[Stored entries]
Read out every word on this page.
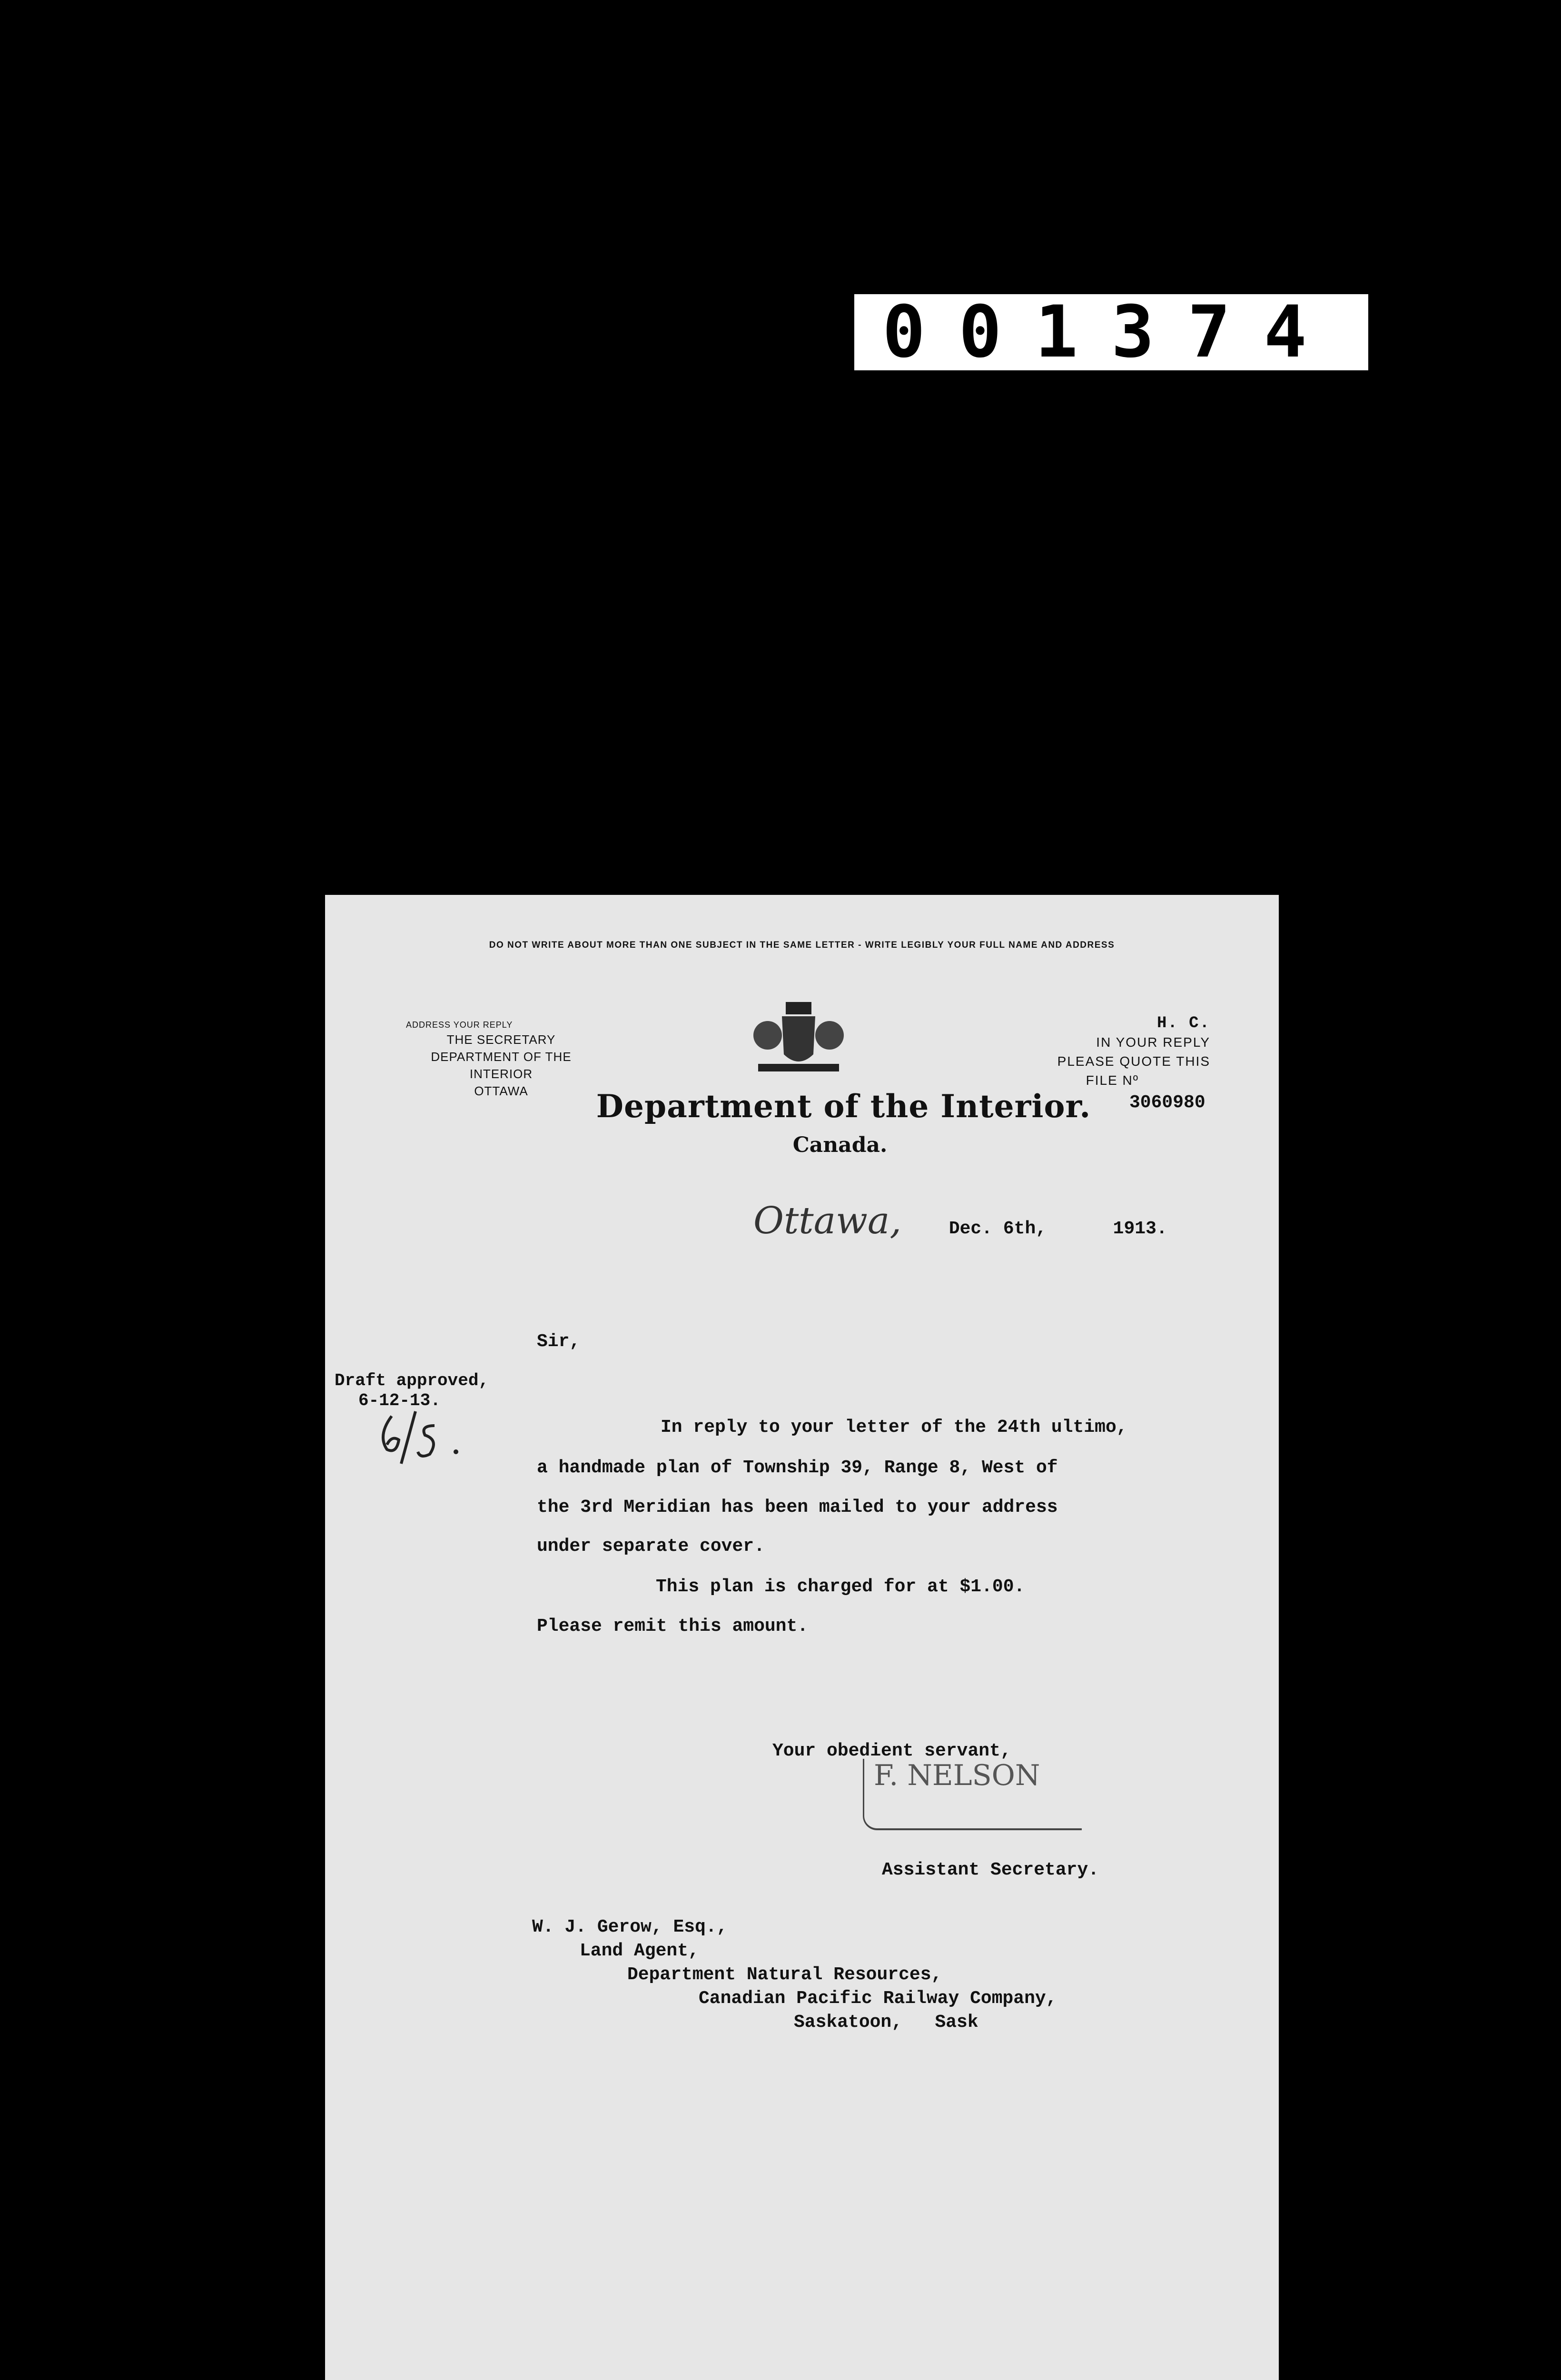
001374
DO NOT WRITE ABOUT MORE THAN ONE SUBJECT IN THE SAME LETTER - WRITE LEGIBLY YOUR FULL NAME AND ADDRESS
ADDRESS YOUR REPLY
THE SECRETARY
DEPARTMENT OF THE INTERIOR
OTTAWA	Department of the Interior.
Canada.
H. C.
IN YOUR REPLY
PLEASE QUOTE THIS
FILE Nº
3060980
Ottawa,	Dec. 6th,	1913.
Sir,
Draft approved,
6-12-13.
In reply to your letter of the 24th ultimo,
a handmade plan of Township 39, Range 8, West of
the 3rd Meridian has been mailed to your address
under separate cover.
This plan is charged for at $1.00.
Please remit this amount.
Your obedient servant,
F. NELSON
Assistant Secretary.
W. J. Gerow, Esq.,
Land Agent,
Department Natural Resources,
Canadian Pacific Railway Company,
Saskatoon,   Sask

--- EXERCISE OBJECTIVE ---
Give the entries again word for word, but skip the pictures.

--- OUTPUT FOR THIS TASK ---
Read out every word on this page.
001374
DO NOT WRITE ABOUT MORE THAN ONE SUBJECT IN THE SAME LETTER - WRITE LEGIBLY YOUR FULL NAME AND ADDRESS
ADDRESS YOUR REPLY
THE SECRETARY
DEPARTMENT OF THE INTERIOR
OTTAWA	Department of the Interior.
Canada.
H. C.
IN YOUR REPLY
PLEASE QUOTE THIS
FILE Nº
3060980
Ottawa,	Dec. 6th,	1913.
Sir,
Draft approved,
6-12-13.
In reply to your letter of the 24th ultimo,
a handmade plan of Township 39, Range 8, West of
the 3rd Meridian has been mailed to your address
under separate cover.
This plan is charged for at $1.00.
Please remit this amount.
Your obedient servant,
F. NELSON
Assistant Secretary.
W. J. Gerow, Esq.,
Land Agent,
Department Natural Resources,
Canadian Pacific Railway Company,
Saskatoon,   Sask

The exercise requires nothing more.